## Problem statement
Every entry below should be printed exactly, without its images.

## Source material
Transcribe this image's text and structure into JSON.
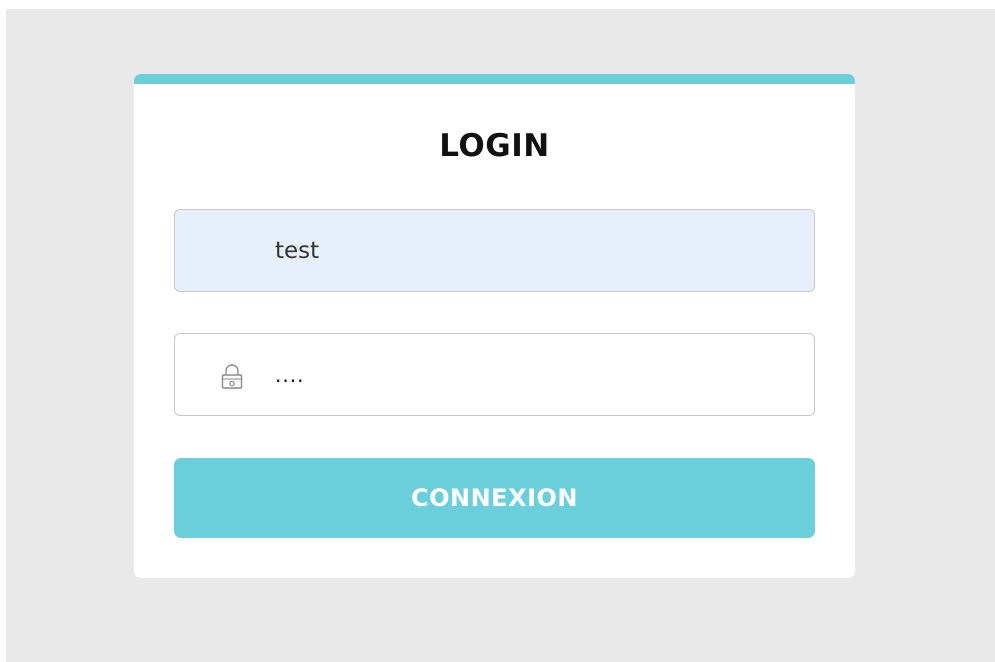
{
  "login": {
    "title": "LOGIN",
    "username": {
      "value": "test"
    },
    "password": {
      "value": "....",
      "icon": "lock-icon"
    },
    "submit_label": "CONNEXION"
  },
  "colors": {
    "accent": "#6bcfdb",
    "backdrop": "#e9e9e9",
    "autofill_field": "#e8effc",
    "card": "#ffffff"
  }
}
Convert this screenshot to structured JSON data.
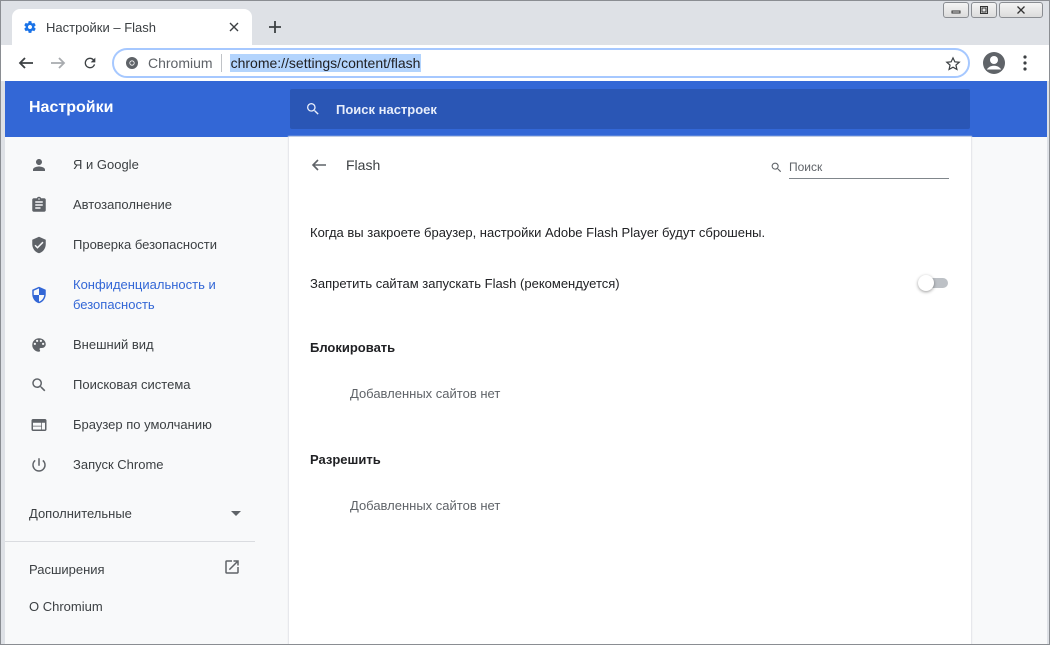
{
  "tab": {
    "title": "Настройки – Flash",
    "close": "×"
  },
  "toolbar": {
    "site_name": "Chromium",
    "url": "chrome://settings/content/flash"
  },
  "header": {
    "title": "Настройки",
    "search_placeholder": "Поиск настроек"
  },
  "sidebar": {
    "items": [
      {
        "label": "Я и Google",
        "icon": "person-icon"
      },
      {
        "label": "Автозаполнение",
        "icon": "clipboard-icon"
      },
      {
        "label": "Проверка безопасности",
        "icon": "shield-check-icon"
      },
      {
        "label": "Конфиденциальность и",
        "label2": "безопасность",
        "icon": "shield-privacy-icon",
        "active": true
      },
      {
        "label": "Внешний вид",
        "icon": "palette-icon"
      },
      {
        "label": "Поисковая система",
        "icon": "search-icon"
      },
      {
        "label": "Браузер по умолчанию",
        "icon": "browser-icon"
      },
      {
        "label": "Запуск Chrome",
        "icon": "power-icon"
      }
    ],
    "advanced": "Дополнительные",
    "extensions": "Расширения",
    "about": "О Chromium"
  },
  "page": {
    "title": "Flash",
    "search_placeholder": "Поиск",
    "notice": "Когда вы закроете браузер, настройки Adobe Flash Player будут сброшены.",
    "block_flash_label": "Запретить сайтам запускать Flash (рекомендуется)",
    "block_flash_enabled": false,
    "block_heading": "Блокировать",
    "block_empty": "Добавленных сайтов нет",
    "allow_heading": "Разрешить",
    "allow_empty": "Добавленных сайтов нет"
  },
  "colors": {
    "accent": "#3367d6",
    "header_search_bg": "#2a56b5",
    "content_bg": "#f8f9fa",
    "chrome_frame": "#dee1e6"
  }
}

## Finished exercise
Transcribe this image's text and structure into JSON.
{
  "login": {
    "title": "LOGIN",
    "username": {
      "value": "test"
    },
    "password": {
      "value": "....",
      "icon": "lock-icon"
    },
    "submit_label": "CONNEXION"
  },
  "colors": {
    "accent": "#6bcfdb",
    "backdrop": "#e9e9e9",
    "autofill_field": "#e8effc",
    "card": "#ffffff"
  }
}
Convert this screenshot to structured JSON data.
{
  "tab": {
    "title": "Настройки – Flash",
    "close": "×"
  },
  "toolbar": {
    "site_name": "Chromium",
    "url": "chrome://settings/content/flash"
  },
  "header": {
    "title": "Настройки",
    "search_placeholder": "Поиск настроек"
  },
  "sidebar": {
    "items": [
      {
        "label": "Я и Google",
        "icon": "person-icon"
      },
      {
        "label": "Автозаполнение",
        "icon": "clipboard-icon"
      },
      {
        "label": "Проверка безопасности",
        "icon": "shield-check-icon"
      },
      {
        "label": "Конфиденциальность и",
        "label2": "безопасность",
        "icon": "shield-privacy-icon",
        "active": true
      },
      {
        "label": "Внешний вид",
        "icon": "palette-icon"
      },
      {
        "label": "Поисковая система",
        "icon": "search-icon"
      },
      {
        "label": "Браузер по умолчанию",
        "icon": "browser-icon"
      },
      {
        "label": "Запуск Chrome",
        "icon": "power-icon"
      }
    ],
    "advanced": "Дополнительные",
    "extensions": "Расширения",
    "about": "О Chromium"
  },
  "page": {
    "title": "Flash",
    "search_placeholder": "Поиск",
    "notice": "Когда вы закроете браузер, настройки Adobe Flash Player будут сброшены.",
    "block_flash_label": "Запретить сайтам запускать Flash (рекомендуется)",
    "block_flash_enabled": false,
    "block_heading": "Блокировать",
    "block_empty": "Добавленных сайтов нет",
    "allow_heading": "Разрешить",
    "allow_empty": "Добавленных сайтов нет"
  },
  "colors": {
    "accent": "#3367d6",
    "header_search_bg": "#2a56b5",
    "content_bg": "#f8f9fa",
    "chrome_frame": "#dee1e6"
  }
}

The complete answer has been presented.